§ EXERCISE DETAILS
Switch every "column-header" to "table-header" in the lines between the one holding "Find 35 of the" and the one holding "month-select[interactable]: Choose Month", inclusive. Reproduce only those lines with nothing else altered, and omit the pictures.

§ MATERIALS PROVIDED
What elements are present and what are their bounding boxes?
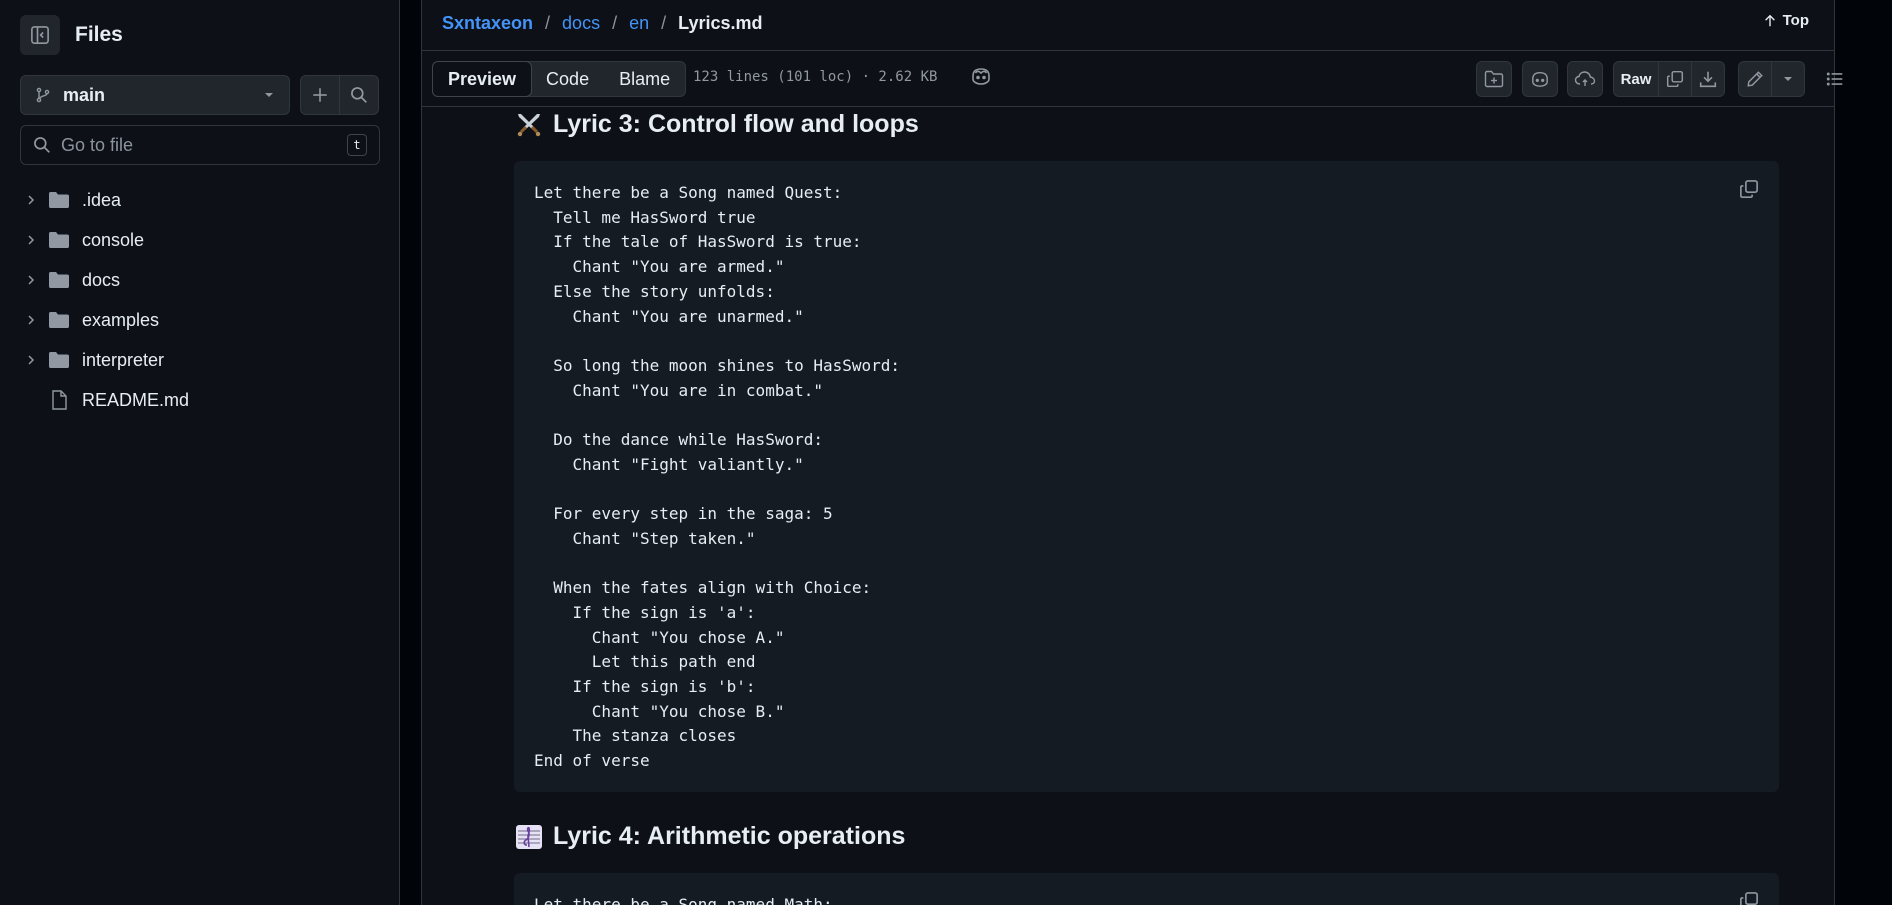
---
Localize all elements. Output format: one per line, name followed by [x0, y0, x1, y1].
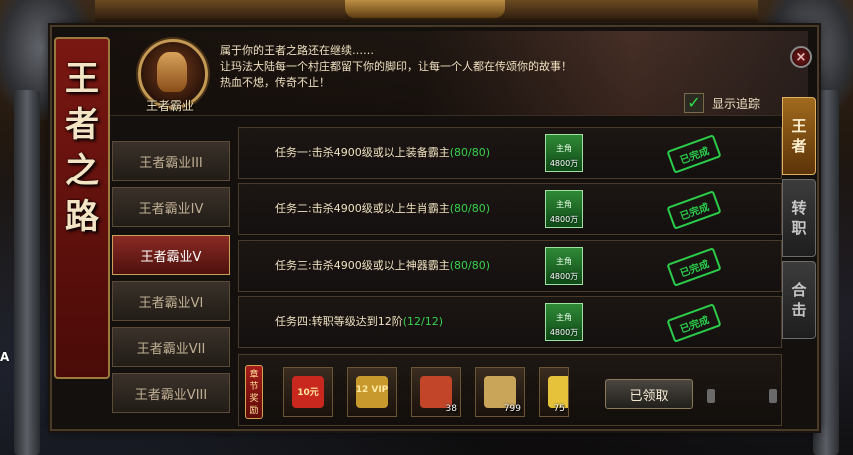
==
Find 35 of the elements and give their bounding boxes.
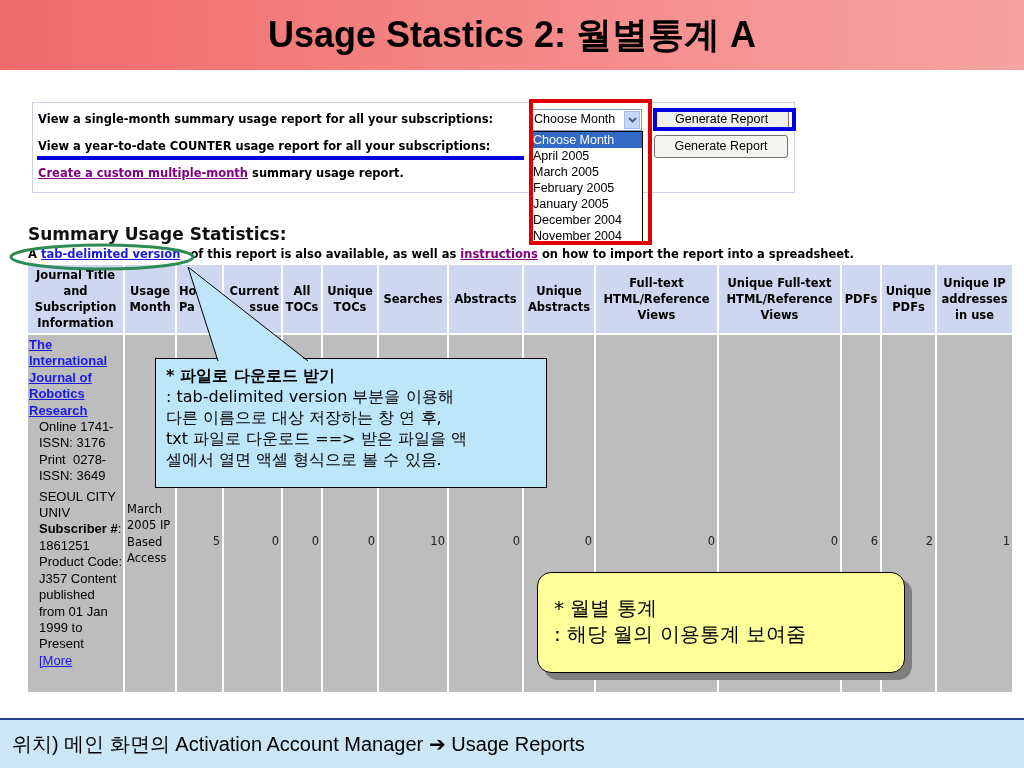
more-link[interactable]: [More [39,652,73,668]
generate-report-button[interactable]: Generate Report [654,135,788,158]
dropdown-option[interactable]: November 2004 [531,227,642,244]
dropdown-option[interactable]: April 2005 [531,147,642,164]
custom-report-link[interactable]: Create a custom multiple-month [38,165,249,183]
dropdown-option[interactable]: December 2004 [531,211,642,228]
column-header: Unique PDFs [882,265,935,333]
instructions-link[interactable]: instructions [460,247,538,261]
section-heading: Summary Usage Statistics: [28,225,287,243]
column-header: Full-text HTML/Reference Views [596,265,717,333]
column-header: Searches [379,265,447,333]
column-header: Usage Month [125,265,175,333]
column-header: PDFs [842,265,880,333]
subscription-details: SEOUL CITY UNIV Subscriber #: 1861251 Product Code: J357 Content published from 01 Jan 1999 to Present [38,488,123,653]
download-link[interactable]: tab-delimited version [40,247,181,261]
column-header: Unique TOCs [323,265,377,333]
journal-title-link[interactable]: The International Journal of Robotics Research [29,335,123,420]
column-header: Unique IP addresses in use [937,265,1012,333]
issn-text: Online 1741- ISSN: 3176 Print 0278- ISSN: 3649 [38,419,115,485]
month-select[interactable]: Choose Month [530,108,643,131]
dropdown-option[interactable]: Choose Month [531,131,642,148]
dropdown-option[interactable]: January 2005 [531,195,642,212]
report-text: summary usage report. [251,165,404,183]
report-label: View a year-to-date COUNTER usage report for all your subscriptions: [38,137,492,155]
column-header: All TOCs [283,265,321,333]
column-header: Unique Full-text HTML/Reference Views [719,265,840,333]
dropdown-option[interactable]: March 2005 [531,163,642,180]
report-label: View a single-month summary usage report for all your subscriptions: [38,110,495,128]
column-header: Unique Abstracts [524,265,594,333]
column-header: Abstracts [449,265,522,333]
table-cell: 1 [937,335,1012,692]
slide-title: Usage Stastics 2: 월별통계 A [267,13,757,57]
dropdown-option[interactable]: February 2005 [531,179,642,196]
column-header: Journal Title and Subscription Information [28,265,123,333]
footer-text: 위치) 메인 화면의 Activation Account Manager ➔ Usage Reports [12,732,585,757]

§ RESPONSE TO THE TASK
Find 35 of the elements and give their bounding boxes.
more-link[interactable]: [More [39,652,73,668]
generate-report-button[interactable]: Generate Report [654,135,788,158]
dropdown-option[interactable]: November 2004 [531,227,642,244]
dropdown-option[interactable]: April 2005 [531,147,642,164]
custom-report-link[interactable]: Create a custom multiple-month [38,165,249,183]
dropdown-option[interactable]: December 2004 [531,211,642,228]
table-header: Unique PDFs [882,265,935,333]
instructions-link[interactable]: instructions [460,247,538,261]
section-heading: Summary Usage Statistics: [28,225,287,243]
table-header: Full-text HTML/Reference Views [596,265,717,333]
table-header: Searches [379,265,447,333]
table-header: Usage Month [125,265,175,333]
table-header: PDFs [842,265,880,333]
subscription-details: SEOUL CITY UNIV Subscriber #: 1861251 Product Code: J357 Content published from 01 Jan 1999 to Present [38,488,123,653]
download-link[interactable]: tab-delimited version [40,247,181,261]
table-header: Unique TOCs [323,265,377,333]
journal-title-link[interactable]: The International Journal of Robotics Research [29,335,123,420]
table-header: Unique IP addresses in use [937,265,1012,333]
issn-text: Online 1741- ISSN: 3176 Print 0278- ISSN: 3649 [38,419,115,485]
month-select[interactable]: Choose Month [530,108,643,131]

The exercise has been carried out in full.